━━━━━ Materials provided ━━━━━

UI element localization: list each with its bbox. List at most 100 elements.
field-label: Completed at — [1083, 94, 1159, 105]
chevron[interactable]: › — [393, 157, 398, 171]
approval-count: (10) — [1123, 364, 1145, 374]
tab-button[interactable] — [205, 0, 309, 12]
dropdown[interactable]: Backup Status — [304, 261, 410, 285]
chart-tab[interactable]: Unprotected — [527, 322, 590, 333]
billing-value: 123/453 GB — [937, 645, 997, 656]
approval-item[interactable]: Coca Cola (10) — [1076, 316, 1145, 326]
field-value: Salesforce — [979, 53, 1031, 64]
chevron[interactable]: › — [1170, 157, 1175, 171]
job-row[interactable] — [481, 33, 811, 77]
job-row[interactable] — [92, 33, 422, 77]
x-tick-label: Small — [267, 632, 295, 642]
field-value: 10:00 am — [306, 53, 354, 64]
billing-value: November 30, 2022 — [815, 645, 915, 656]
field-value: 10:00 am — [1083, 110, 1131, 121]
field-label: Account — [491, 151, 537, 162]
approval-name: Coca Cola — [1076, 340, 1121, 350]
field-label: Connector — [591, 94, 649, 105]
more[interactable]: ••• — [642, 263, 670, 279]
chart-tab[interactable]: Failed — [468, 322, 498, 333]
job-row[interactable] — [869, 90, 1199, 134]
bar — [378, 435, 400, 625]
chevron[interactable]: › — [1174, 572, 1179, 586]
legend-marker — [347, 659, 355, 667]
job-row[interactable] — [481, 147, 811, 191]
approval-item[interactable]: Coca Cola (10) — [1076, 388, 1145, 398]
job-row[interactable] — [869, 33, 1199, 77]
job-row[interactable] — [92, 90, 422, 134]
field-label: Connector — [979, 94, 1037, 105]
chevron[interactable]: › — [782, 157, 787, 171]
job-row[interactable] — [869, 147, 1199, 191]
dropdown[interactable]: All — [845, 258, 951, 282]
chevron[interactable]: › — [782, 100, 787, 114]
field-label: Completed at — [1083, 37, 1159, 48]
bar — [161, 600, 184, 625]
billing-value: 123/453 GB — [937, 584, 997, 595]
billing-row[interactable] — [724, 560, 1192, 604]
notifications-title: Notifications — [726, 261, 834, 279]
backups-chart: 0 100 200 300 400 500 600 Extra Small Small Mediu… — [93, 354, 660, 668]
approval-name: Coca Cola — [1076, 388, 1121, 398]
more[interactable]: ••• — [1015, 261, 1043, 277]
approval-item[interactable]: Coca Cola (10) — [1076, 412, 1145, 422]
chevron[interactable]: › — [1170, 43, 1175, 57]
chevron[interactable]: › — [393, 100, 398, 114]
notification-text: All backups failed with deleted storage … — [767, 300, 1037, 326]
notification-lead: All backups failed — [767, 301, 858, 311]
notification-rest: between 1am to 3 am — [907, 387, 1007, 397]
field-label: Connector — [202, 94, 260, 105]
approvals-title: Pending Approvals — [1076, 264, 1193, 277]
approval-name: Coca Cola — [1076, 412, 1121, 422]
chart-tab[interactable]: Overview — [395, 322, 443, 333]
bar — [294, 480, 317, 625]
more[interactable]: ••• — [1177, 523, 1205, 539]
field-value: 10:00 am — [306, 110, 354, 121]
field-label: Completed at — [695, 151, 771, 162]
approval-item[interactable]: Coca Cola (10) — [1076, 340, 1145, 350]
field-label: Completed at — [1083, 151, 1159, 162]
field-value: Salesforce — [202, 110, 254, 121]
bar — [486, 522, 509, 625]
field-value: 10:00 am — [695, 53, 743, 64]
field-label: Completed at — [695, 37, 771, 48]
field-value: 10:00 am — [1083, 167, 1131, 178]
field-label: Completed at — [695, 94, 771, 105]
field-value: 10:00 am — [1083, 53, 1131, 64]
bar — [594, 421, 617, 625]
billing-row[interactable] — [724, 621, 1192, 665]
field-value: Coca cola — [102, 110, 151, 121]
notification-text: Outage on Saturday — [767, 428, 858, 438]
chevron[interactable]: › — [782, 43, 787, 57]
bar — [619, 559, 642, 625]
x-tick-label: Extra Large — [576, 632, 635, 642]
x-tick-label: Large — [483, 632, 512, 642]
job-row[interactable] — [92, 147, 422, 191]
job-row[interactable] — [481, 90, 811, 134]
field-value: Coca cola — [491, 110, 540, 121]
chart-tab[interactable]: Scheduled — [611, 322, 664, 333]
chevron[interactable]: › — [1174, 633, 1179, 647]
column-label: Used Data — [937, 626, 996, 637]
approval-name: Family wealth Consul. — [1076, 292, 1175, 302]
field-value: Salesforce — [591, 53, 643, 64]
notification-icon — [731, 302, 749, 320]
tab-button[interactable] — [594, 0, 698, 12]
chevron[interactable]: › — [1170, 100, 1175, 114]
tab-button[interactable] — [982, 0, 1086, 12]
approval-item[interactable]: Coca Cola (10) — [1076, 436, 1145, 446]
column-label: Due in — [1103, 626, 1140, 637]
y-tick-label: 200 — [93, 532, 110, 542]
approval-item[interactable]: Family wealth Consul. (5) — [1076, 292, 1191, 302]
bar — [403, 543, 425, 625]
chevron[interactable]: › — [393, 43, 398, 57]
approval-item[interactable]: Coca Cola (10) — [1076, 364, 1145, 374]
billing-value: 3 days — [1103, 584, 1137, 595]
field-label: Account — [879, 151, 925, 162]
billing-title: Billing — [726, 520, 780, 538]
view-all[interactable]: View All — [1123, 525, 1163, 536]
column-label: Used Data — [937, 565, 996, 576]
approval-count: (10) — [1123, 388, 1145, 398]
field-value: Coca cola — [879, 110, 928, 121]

━━━━━

■ **Goal of the exercise**:
Copy these lines word for word.

■ **Expected answer**:
UI element localization: list each with its bbox. List at most 100 elements.
field-label: Completed at — [1083, 94, 1159, 105]
chevron[interactable]: › — [393, 157, 398, 171]
approval-count: (10) — [1123, 364, 1145, 374]
tab-button[interactable] — [205, 0, 309, 12]
dropdown[interactable]: Backup Status — [304, 261, 410, 285]
chart-tab[interactable]: Unprotected — [527, 322, 590, 333]
billing-value: 123/453 GB — [937, 645, 997, 656]
approval-item[interactable]: Coca Cola (10) — [1076, 316, 1145, 326]
field-value: Salesforce — [979, 53, 1031, 64]
chevron[interactable]: › — [1170, 157, 1175, 171]
job-row[interactable] — [481, 33, 811, 77]
job-row[interactable] — [92, 33, 422, 77]
x-tick-label: Small — [267, 632, 295, 642]
field-value: 10:00 am — [306, 53, 354, 64]
billing-value: November 30, 2022 — [815, 645, 915, 656]
field-value: 10:00 am — [1083, 110, 1131, 121]
field-label: Account — [491, 151, 537, 162]
approval-name: Coca Cola — [1076, 340, 1121, 350]
field-label: Connector — [591, 94, 649, 105]
more[interactable]: ••• — [642, 263, 670, 279]
chart-tab[interactable]: Failed — [468, 322, 498, 333]
job-row[interactable] — [869, 90, 1199, 134]
bar — [378, 435, 400, 625]
chevron[interactable]: › — [1174, 572, 1179, 586]
legend-marker — [347, 659, 355, 667]
job-row[interactable] — [481, 147, 811, 191]
approval-item[interactable]: Coca Cola (10) — [1076, 388, 1145, 398]
job-row[interactable] — [869, 33, 1199, 77]
job-row[interactable] — [92, 90, 422, 134]
field-label: Connector — [979, 94, 1037, 105]
chevron[interactable]: › — [782, 157, 787, 171]
job-row[interactable] — [869, 147, 1199, 191]
dropdown[interactable]: All — [845, 258, 951, 282]
chevron[interactable]: › — [782, 100, 787, 114]
field-label: Completed at — [1083, 37, 1159, 48]
bar — [161, 600, 184, 625]
billing-value: 123/453 GB — [937, 584, 997, 595]
billing-row[interactable] — [724, 560, 1192, 604]
notifications-title: Notifications — [726, 261, 834, 279]
backups-chart: 0 100 200 300 400 500 600 Extra Small Small Mediu… — [93, 354, 660, 668]
approval-name: Coca Cola — [1076, 388, 1121, 398]
more[interactable]: ••• — [1015, 261, 1043, 277]
approval-item[interactable]: Coca Cola (10) — [1076, 412, 1145, 422]
chevron[interactable]: › — [1170, 43, 1175, 57]
chevron[interactable]: › — [393, 100, 398, 114]
notification-text: All backups failed with deleted storage … — [767, 300, 1037, 326]
notification-lead: All backups failed — [767, 301, 858, 311]
notification-rest: between 1am to 3 am — [907, 387, 1007, 397]
field-label: Connector — [202, 94, 260, 105]
approvals-title: Pending Approvals — [1076, 264, 1193, 277]
approval-name: Coca Cola — [1076, 412, 1121, 422]
chart-tab[interactable]: Overview — [395, 322, 443, 333]
bar — [294, 480, 317, 625]
more[interactable]: ••• — [1177, 523, 1205, 539]
field-value: 10:00 am — [306, 110, 354, 121]
field-label: Completed at — [695, 151, 771, 162]
approval-item[interactable]: Coca Cola (10) — [1076, 340, 1145, 350]
field-label: Completed at — [1083, 151, 1159, 162]
field-value: Salesforce — [202, 110, 254, 121]
bar — [486, 522, 509, 625]
field-value: 10:00 am — [695, 53, 743, 64]
field-label: Completed at — [695, 37, 771, 48]
field-value: 10:00 am — [1083, 167, 1131, 178]
field-label: Completed at — [695, 94, 771, 105]
field-value: 10:00 am — [1083, 53, 1131, 64]
bar — [594, 421, 617, 625]
billing-row[interactable] — [724, 621, 1192, 665]
field-value: Coca cola — [102, 110, 151, 121]
notification-text: Outage on Saturday — [767, 428, 858, 438]
chevron[interactable]: › — [782, 43, 787, 57]
bar — [619, 559, 642, 625]
x-tick-label: Extra Large — [576, 632, 635, 642]
x-tick-label: Large — [483, 632, 512, 642]
job-row[interactable] — [92, 147, 422, 191]
job-row[interactable] — [481, 90, 811, 134]
field-value: Coca cola — [491, 110, 540, 121]
chart-tab[interactable]: Scheduled — [611, 322, 664, 333]
chevron[interactable]: › — [1174, 633, 1179, 647]
column-label: Used Data — [937, 626, 996, 637]
approval-name: Family wealth Consul. — [1076, 292, 1175, 302]
field-value: Salesforce — [591, 53, 643, 64]
notification-icon — [731, 302, 749, 320]
tab-button[interactable] — [594, 0, 698, 12]
chevron[interactable]: › — [1170, 100, 1175, 114]
tab-button[interactable] — [982, 0, 1086, 12]
approval-item[interactable]: Coca Cola (10) — [1076, 436, 1145, 446]
column-label: Due in — [1103, 626, 1140, 637]
y-tick-label: 200 — [93, 532, 110, 542]
approval-item[interactable]: Family wealth Consul. (5) — [1076, 292, 1191, 302]
bar — [403, 543, 425, 625]
chevron[interactable]: › — [393, 43, 398, 57]
approval-item[interactable]: Coca Cola (10) — [1076, 364, 1145, 374]
billing-value: 3 days — [1103, 584, 1137, 595]
field-label: Account — [879, 151, 925, 162]
billing-title: Billing — [726, 520, 780, 538]
view-all[interactable]: View All — [1123, 525, 1163, 536]
column-label: Used Data — [937, 565, 996, 576]
approval-count: (10) — [1123, 388, 1145, 398]
field-value: Coca cola — [879, 110, 928, 121]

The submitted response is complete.